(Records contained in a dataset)
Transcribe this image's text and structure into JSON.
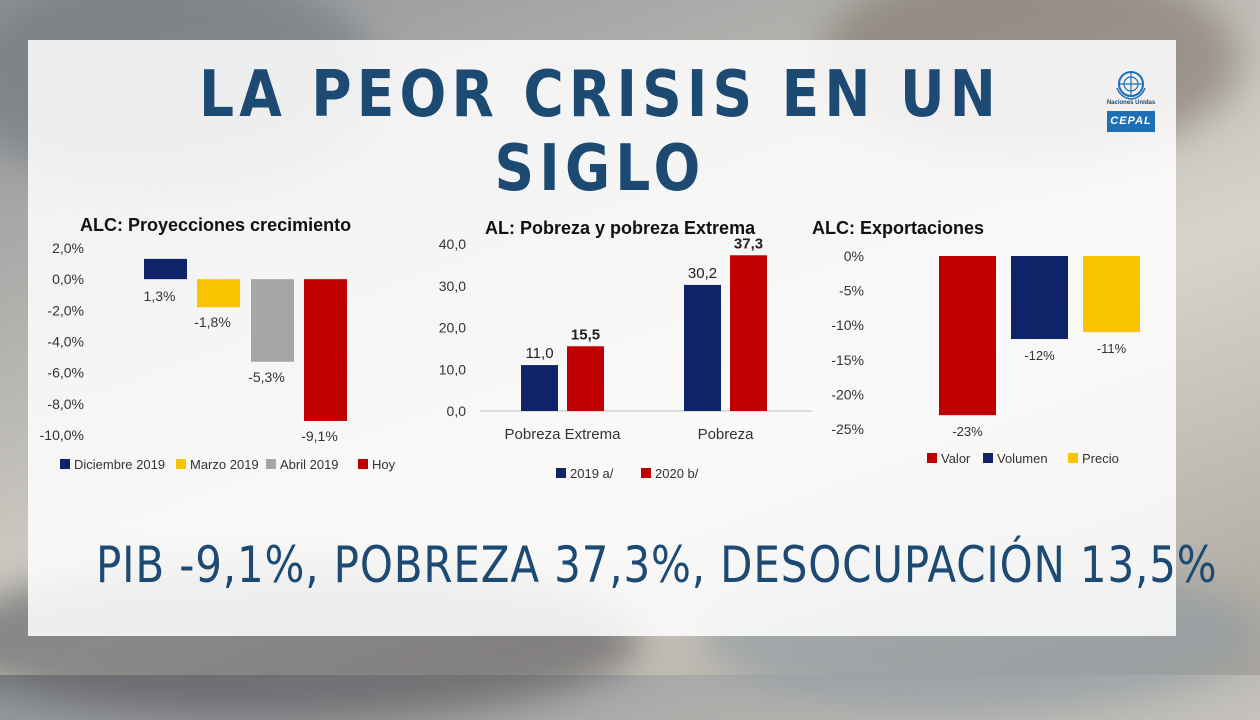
{
  "title": "LA PEOR CRISIS EN UN SIGLO",
  "logo": {
    "org": "Naciones Unidas",
    "name": "CEPAL"
  },
  "bottom_text": "PIB -9,1%, POBREZA 37,3%, DESOCUPACIÓN 13,5%",
  "colors": {
    "navy": "#0f2468",
    "yellow": "#fbc400",
    "gray": "#a6a6a6",
    "red": "#c00000",
    "title": "#1d4a73"
  },
  "chart_data": [
    {
      "type": "bar",
      "title": "ALC: Proyecciones crecimiento",
      "ylim": [
        -10,
        2
      ],
      "y_ticks": [
        "2,0%",
        "0,0%",
        "-2,0%",
        "-4,0%",
        "-6,0%",
        "-8,0%",
        "-10,0%"
      ],
      "series": [
        {
          "name": "Diciembre 2019",
          "value": 1.3,
          "label": "1,3%",
          "color": "#0f2468"
        },
        {
          "name": "Marzo 2019",
          "value": -1.8,
          "label": "-1,8%",
          "color": "#fbc400"
        },
        {
          "name": "Abril 2019",
          "value": -5.3,
          "label": "-5,3%",
          "color": "#a6a6a6"
        },
        {
          "name": "Hoy",
          "value": -9.1,
          "label": "-9,1%",
          "color": "#c00000"
        }
      ],
      "legend": "bottom"
    },
    {
      "type": "bar",
      "title": "AL: Pobreza y pobreza Extrema",
      "ylim": [
        0,
        40
      ],
      "y_ticks": [
        "40,0",
        "30,0",
        "20,0",
        "10,0",
        "0,0"
      ],
      "categories": [
        "Pobreza Extrema",
        "Pobreza"
      ],
      "series": [
        {
          "name": "2019 a/",
          "values": [
            11.0,
            30.2
          ],
          "labels": [
            "11,0",
            "30,2"
          ],
          "color": "#0f2468"
        },
        {
          "name": "2020 b/",
          "values": [
            15.5,
            37.3
          ],
          "labels": [
            "15,5",
            "37,3"
          ],
          "color": "#c00000"
        }
      ],
      "legend": "bottom"
    },
    {
      "type": "bar",
      "title": "ALC: Exportaciones",
      "ylim": [
        -25,
        0
      ],
      "y_ticks": [
        "0%",
        "-5%",
        "-10%",
        "-15%",
        "-20%",
        "-25%"
      ],
      "series": [
        {
          "name": "Valor",
          "value": -23,
          "label": "-23%",
          "color": "#c00000"
        },
        {
          "name": "Volumen",
          "value": -12,
          "label": "-12%",
          "color": "#0f2468"
        },
        {
          "name": "Precio",
          "value": -11,
          "label": "-11%",
          "color": "#fbc400"
        }
      ],
      "legend": "bottom"
    }
  ]
}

• **TASK TO COMPLETE**:
Your task is to transcribe all of the records precisely, with no images included.

• **WRITTEN ANSWER**:
Transcribe this image's text and structure into JSON.
{
  "title": "LA PEOR CRISIS EN UN SIGLO",
  "logo": {
    "org": "Naciones Unidas",
    "name": "CEPAL"
  },
  "bottom_text": "PIB -9,1%, POBREZA 37,3%, DESOCUPACIÓN 13,5%",
  "colors": {
    "navy": "#0f2468",
    "yellow": "#fbc400",
    "gray": "#a6a6a6",
    "red": "#c00000",
    "title": "#1d4a73"
  },
  "chart_data": [
    {
      "type": "bar",
      "title": "ALC: Proyecciones crecimiento",
      "ylim": [
        -10,
        2
      ],
      "y_ticks": [
        "2,0%",
        "0,0%",
        "-2,0%",
        "-4,0%",
        "-6,0%",
        "-8,0%",
        "-10,0%"
      ],
      "series": [
        {
          "name": "Diciembre 2019",
          "value": 1.3,
          "label": "1,3%",
          "color": "#0f2468"
        },
        {
          "name": "Marzo 2019",
          "value": -1.8,
          "label": "-1,8%",
          "color": "#fbc400"
        },
        {
          "name": "Abril 2019",
          "value": -5.3,
          "label": "-5,3%",
          "color": "#a6a6a6"
        },
        {
          "name": "Hoy",
          "value": -9.1,
          "label": "-9,1%",
          "color": "#c00000"
        }
      ],
      "legend": "bottom"
    },
    {
      "type": "bar",
      "title": "AL: Pobreza y pobreza Extrema",
      "ylim": [
        0,
        40
      ],
      "y_ticks": [
        "40,0",
        "30,0",
        "20,0",
        "10,0",
        "0,0"
      ],
      "categories": [
        "Pobreza Extrema",
        "Pobreza"
      ],
      "series": [
        {
          "name": "2019 a/",
          "values": [
            11.0,
            30.2
          ],
          "labels": [
            "11,0",
            "30,2"
          ],
          "color": "#0f2468"
        },
        {
          "name": "2020 b/",
          "values": [
            15.5,
            37.3
          ],
          "labels": [
            "15,5",
            "37,3"
          ],
          "color": "#c00000"
        }
      ],
      "legend": "bottom"
    },
    {
      "type": "bar",
      "title": "ALC: Exportaciones",
      "ylim": [
        -25,
        0
      ],
      "y_ticks": [
        "0%",
        "-5%",
        "-10%",
        "-15%",
        "-20%",
        "-25%"
      ],
      "series": [
        {
          "name": "Valor",
          "value": -23,
          "label": "-23%",
          "color": "#c00000"
        },
        {
          "name": "Volumen",
          "value": -12,
          "label": "-12%",
          "color": "#0f2468"
        },
        {
          "name": "Precio",
          "value": -11,
          "label": "-11%",
          "color": "#fbc400"
        }
      ],
      "legend": "bottom"
    }
  ]
}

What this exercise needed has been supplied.